*Direction*. Pictures stay out; everything else in the records below is copied exactly.

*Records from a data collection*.
· · ·
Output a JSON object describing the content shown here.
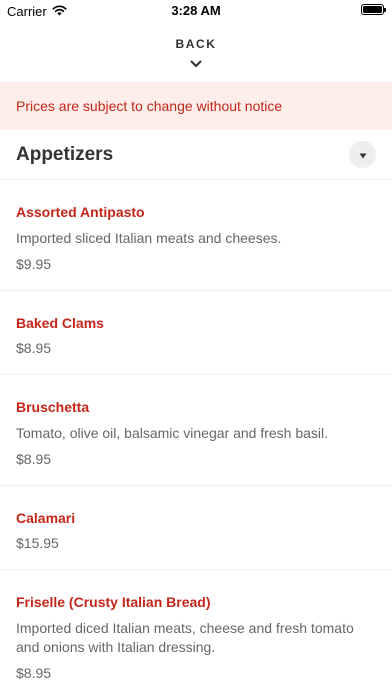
{
  "status_bar": {
    "carrier": "Carrier",
    "time": "3:28 AM",
    "battery_level": 1.0
  },
  "nav": {
    "back_label": "BACK",
    "back_icon": "chevron-down-icon"
  },
  "notice": {
    "text": "Prices are subject to change without notice"
  },
  "section": {
    "title": "Appetizers",
    "toggle_icon": "caret-down-icon"
  },
  "colors": {
    "accent": "#c4261a",
    "notice_background": "#fdeeea",
    "secondary_text": "#666666"
  },
  "items": [
    {
      "name": "Assorted Antipasto",
      "description": "Imported sliced Italian meats and cheeses.",
      "price": "$9.95"
    },
    {
      "name": "Baked Clams",
      "description": "",
      "price": "$8.95"
    },
    {
      "name": "Bruschetta",
      "description": "Tomato, olive oil, balsamic vinegar and fresh basil.",
      "price": "$8.95"
    },
    {
      "name": "Calamari",
      "description": "",
      "price": "$15.95"
    },
    {
      "name": "Friselle (Crusty Italian Bread)",
      "description": "Imported diced Italian meats, cheese and fresh tomato and onions with Italian dressing.",
      "price": "$8.95"
    }
  ]
}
· · ·
*Exercise answer*.
Output a JSON object describing the content shown here.
{
  "status_bar": {
    "carrier": "Carrier",
    "time": "3:28 AM",
    "battery_level": 1.0
  },
  "nav": {
    "back_label": "BACK",
    "back_icon": "chevron-down-icon"
  },
  "notice": {
    "text": "Prices are subject to change without notice"
  },
  "section": {
    "title": "Appetizers",
    "toggle_icon": "caret-down-icon"
  },
  "colors": {
    "accent": "#c4261a",
    "notice_background": "#fdeeea",
    "secondary_text": "#666666"
  },
  "items": [
    {
      "name": "Assorted Antipasto",
      "description": "Imported sliced Italian meats and cheeses.",
      "price": "$9.95"
    },
    {
      "name": "Baked Clams",
      "description": "",
      "price": "$8.95"
    },
    {
      "name": "Bruschetta",
      "description": "Tomato, olive oil, balsamic vinegar and fresh basil.",
      "price": "$8.95"
    },
    {
      "name": "Calamari",
      "description": "",
      "price": "$15.95"
    },
    {
      "name": "Friselle (Crusty Italian Bread)",
      "description": "Imported diced Italian meats, cheese and fresh tomato and onions with Italian dressing.",
      "price": "$8.95"
    }
  ]
}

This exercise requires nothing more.